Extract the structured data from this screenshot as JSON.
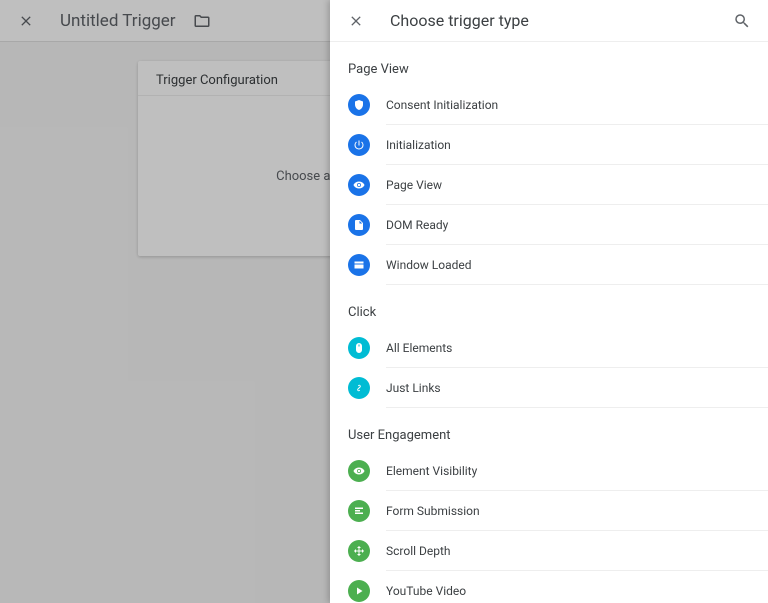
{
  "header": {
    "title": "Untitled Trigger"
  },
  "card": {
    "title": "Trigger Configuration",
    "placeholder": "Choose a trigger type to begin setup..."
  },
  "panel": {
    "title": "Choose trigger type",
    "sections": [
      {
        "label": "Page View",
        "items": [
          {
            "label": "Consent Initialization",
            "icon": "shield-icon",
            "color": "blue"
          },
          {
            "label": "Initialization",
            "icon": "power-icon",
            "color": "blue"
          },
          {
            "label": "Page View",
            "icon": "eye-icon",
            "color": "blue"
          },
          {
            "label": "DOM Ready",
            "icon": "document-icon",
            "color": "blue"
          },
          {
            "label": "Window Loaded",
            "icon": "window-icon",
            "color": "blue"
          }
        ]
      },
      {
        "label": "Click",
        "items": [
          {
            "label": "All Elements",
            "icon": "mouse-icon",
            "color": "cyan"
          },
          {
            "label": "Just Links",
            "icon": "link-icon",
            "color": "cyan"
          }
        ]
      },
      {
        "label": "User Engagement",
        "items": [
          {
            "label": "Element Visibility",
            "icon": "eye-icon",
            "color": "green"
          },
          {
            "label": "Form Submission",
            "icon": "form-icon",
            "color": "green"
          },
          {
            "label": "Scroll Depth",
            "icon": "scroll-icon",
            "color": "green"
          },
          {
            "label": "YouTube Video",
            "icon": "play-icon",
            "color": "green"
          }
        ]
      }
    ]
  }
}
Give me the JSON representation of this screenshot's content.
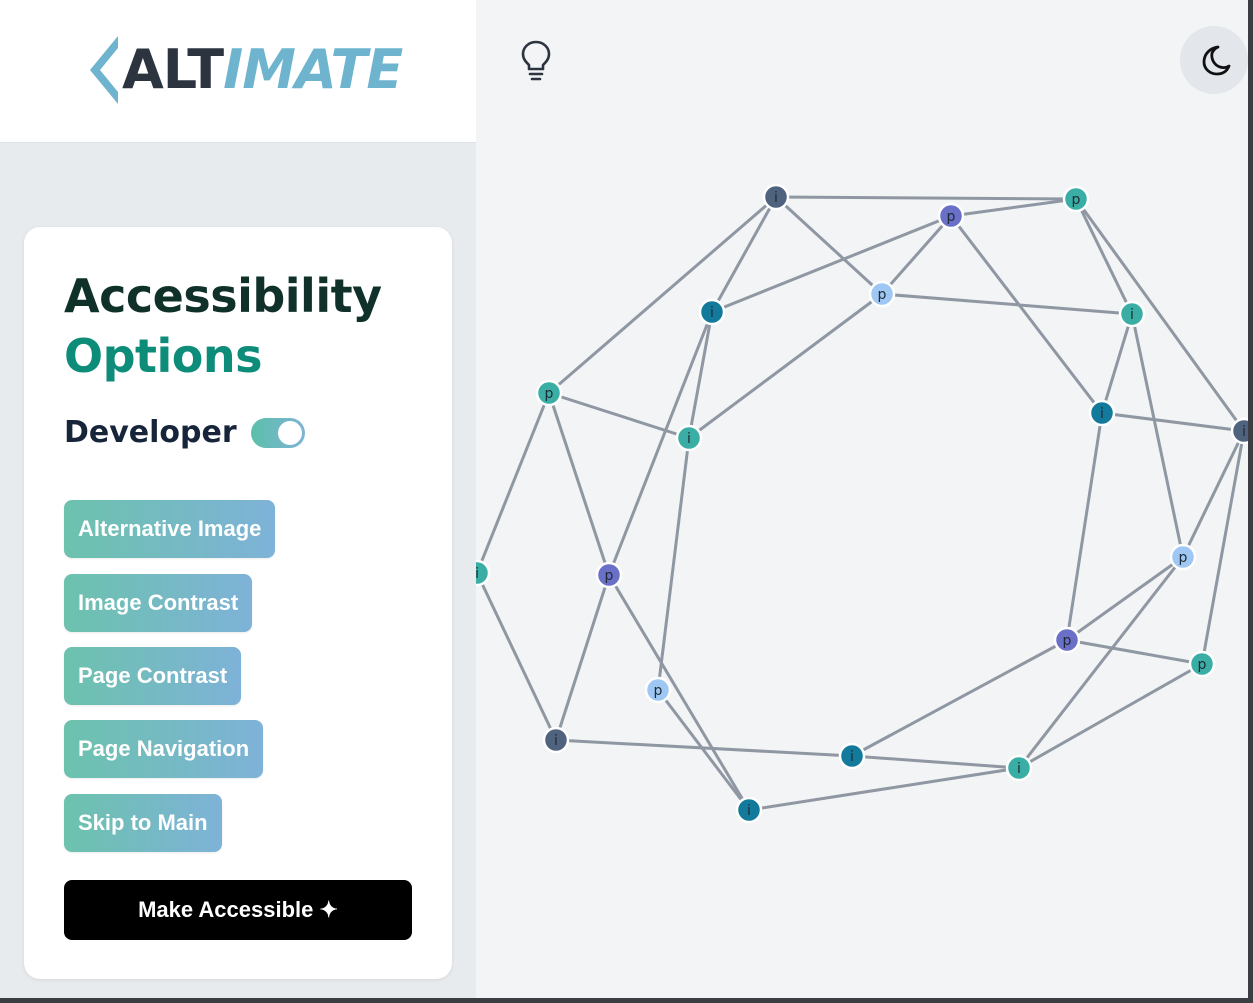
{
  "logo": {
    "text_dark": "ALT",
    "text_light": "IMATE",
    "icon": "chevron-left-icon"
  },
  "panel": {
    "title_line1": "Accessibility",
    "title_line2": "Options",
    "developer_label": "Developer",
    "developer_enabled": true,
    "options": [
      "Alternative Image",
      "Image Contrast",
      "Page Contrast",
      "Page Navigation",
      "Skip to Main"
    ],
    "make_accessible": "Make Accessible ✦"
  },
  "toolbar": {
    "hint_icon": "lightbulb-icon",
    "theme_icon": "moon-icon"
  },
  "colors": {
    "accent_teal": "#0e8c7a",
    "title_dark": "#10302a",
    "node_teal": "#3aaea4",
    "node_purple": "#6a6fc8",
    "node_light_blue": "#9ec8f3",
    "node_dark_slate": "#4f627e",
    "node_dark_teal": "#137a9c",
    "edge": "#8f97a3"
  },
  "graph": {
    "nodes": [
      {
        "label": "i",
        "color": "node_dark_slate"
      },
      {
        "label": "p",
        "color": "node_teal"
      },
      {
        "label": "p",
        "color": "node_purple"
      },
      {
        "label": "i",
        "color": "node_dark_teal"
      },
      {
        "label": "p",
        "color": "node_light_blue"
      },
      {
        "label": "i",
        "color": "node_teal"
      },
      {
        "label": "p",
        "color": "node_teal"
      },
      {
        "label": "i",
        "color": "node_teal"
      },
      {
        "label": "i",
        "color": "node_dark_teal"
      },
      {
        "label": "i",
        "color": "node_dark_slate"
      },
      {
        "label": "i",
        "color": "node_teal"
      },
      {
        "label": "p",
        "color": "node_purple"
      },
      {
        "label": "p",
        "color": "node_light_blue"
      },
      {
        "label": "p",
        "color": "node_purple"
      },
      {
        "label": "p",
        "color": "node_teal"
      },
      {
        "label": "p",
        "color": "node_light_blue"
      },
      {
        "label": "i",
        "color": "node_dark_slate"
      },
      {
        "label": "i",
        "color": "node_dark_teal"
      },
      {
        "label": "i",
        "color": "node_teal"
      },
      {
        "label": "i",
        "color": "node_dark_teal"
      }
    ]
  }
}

· · ·

> SET EXERCISE
Output the entries above exactly. Drop the pictures.

> ANSWER TO THE EXERCISE
Extract the structured data from this screenshot as JSON.
{
  "header": {
    "title": "Untitled Trigger"
  },
  "card": {
    "title": "Trigger Configuration",
    "placeholder": "Choose a trigger type to begin setup..."
  },
  "panel": {
    "title": "Choose trigger type",
    "sections": [
      {
        "label": "Page View",
        "items": [
          {
            "label": "Consent Initialization",
            "icon": "shield-icon",
            "color": "blue"
          },
          {
            "label": "Initialization",
            "icon": "power-icon",
            "color": "blue"
          },
          {
            "label": "Page View",
            "icon": "eye-icon",
            "color": "blue"
          },
          {
            "label": "DOM Ready",
            "icon": "document-icon",
            "color": "blue"
          },
          {
            "label": "Window Loaded",
            "icon": "window-icon",
            "color": "blue"
          }
        ]
      },
      {
        "label": "Click",
        "items": [
          {
            "label": "All Elements",
            "icon": "mouse-icon",
            "color": "cyan"
          },
          {
            "label": "Just Links",
            "icon": "link-icon",
            "color": "cyan"
          }
        ]
      },
      {
        "label": "User Engagement",
        "items": [
          {
            "label": "Element Visibility",
            "icon": "eye-icon",
            "color": "green"
          },
          {
            "label": "Form Submission",
            "icon": "form-icon",
            "color": "green"
          },
          {
            "label": "Scroll Depth",
            "icon": "scroll-icon",
            "color": "green"
          },
          {
            "label": "YouTube Video",
            "icon": "play-icon",
            "color": "green"
          }
        ]
      }
    ]
  }
}
Give me the JSON representation of this screenshot's content.
{
  "logo": {
    "text_dark": "ALT",
    "text_light": "IMATE",
    "icon": "chevron-left-icon"
  },
  "panel": {
    "title_line1": "Accessibility",
    "title_line2": "Options",
    "developer_label": "Developer",
    "developer_enabled": true,
    "options": [
      "Alternative Image",
      "Image Contrast",
      "Page Contrast",
      "Page Navigation",
      "Skip to Main"
    ],
    "make_accessible": "Make Accessible ✦"
  },
  "toolbar": {
    "hint_icon": "lightbulb-icon",
    "theme_icon": "moon-icon"
  },
  "colors": {
    "accent_teal": "#0e8c7a",
    "title_dark": "#10302a",
    "node_teal": "#3aaea4",
    "node_purple": "#6a6fc8",
    "node_light_blue": "#9ec8f3",
    "node_dark_slate": "#4f627e",
    "node_dark_teal": "#137a9c",
    "edge": "#8f97a3"
  },
  "graph": {
    "nodes": [
      {
        "label": "i",
        "color": "node_dark_slate"
      },
      {
        "label": "p",
        "color": "node_teal"
      },
      {
        "label": "p",
        "color": "node_purple"
      },
      {
        "label": "i",
        "color": "node_dark_teal"
      },
      {
        "label": "p",
        "color": "node_light_blue"
      },
      {
        "label": "i",
        "color": "node_teal"
      },
      {
        "label": "p",
        "color": "node_teal"
      },
      {
        "label": "i",
        "color": "node_teal"
      },
      {
        "label": "i",
        "color": "node_dark_teal"
      },
      {
        "label": "i",
        "color": "node_dark_slate"
      },
      {
        "label": "i",
        "color": "node_teal"
      },
      {
        "label": "p",
        "color": "node_purple"
      },
      {
        "label": "p",
        "color": "node_light_blue"
      },
      {
        "label": "p",
        "color": "node_purple"
      },
      {
        "label": "p",
        "color": "node_teal"
      },
      {
        "label": "p",
        "color": "node_light_blue"
      },
      {
        "label": "i",
        "color": "node_dark_slate"
      },
      {
        "label": "i",
        "color": "node_dark_teal"
      },
      {
        "label": "i",
        "color": "node_teal"
      },
      {
        "label": "i",
        "color": "node_dark_teal"
      }
    ]
  }
}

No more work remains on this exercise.